**INSTRUCTIONS FOR THE TASK**
Gather all lines in the entries that include the word "among".

(Document transcript data)

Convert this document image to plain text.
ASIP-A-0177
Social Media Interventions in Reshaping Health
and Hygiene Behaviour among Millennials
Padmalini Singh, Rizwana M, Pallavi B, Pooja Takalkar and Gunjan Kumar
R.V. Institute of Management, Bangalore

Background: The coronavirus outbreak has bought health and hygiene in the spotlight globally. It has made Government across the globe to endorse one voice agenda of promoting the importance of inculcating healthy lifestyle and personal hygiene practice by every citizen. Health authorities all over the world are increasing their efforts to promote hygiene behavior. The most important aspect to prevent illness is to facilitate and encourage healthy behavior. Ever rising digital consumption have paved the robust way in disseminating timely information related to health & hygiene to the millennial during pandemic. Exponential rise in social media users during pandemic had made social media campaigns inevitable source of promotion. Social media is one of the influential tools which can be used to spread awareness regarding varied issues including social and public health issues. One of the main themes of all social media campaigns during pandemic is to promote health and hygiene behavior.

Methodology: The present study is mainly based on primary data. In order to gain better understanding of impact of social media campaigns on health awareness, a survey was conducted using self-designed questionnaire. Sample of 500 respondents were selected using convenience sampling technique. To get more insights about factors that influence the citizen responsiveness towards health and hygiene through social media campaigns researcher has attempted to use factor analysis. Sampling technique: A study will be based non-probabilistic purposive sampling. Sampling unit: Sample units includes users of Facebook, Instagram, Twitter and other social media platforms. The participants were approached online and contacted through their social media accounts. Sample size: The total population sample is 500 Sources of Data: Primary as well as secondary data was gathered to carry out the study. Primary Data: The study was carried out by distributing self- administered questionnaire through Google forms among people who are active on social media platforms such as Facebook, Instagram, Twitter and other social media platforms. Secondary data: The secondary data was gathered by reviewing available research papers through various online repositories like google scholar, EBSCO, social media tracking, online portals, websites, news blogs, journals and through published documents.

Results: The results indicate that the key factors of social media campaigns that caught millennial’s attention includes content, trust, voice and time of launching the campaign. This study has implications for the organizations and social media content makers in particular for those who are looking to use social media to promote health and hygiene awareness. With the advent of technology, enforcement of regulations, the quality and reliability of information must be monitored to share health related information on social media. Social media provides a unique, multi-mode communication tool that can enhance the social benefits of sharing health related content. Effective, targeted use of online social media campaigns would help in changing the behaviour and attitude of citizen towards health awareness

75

**FINISHED EXERCISE**
and Hygiene Behaviour among Millennials
Methodology: The present study is mainly based on primary data. In order to gain better understanding of impact of social media campaigns on health awareness, a survey was conducted using self-designed questionnaire. Sample of 500 respondents were selected using convenience sampling technique. To get more insights about factors that influence the citizen responsiveness towards health and hygiene through social media campaigns researcher has attempted to use factor analysis. Sampling technique: A study will be based non-probabilistic purposive sampling. Sampling unit: Sample units includes users of Facebook, Instagram, Twitter and other social media platforms. The participants were approached online and contacted through their social media accounts. Sample size: The total population sample is 500 Sources of Data: Primary as well as secondary data was gathered to carry out the study. Primary Data: The study was carried out by distributing self- administered questionnaire through Google forms among people who are active on social media platforms such as Facebook, Instagram, Twitter and other social media platforms. Secondary data: The secondary data was gathered by reviewing available research papers through various online repositories like google scholar, EBSCO, social media tracking, online portals, websites, news blogs, journals and through published documents.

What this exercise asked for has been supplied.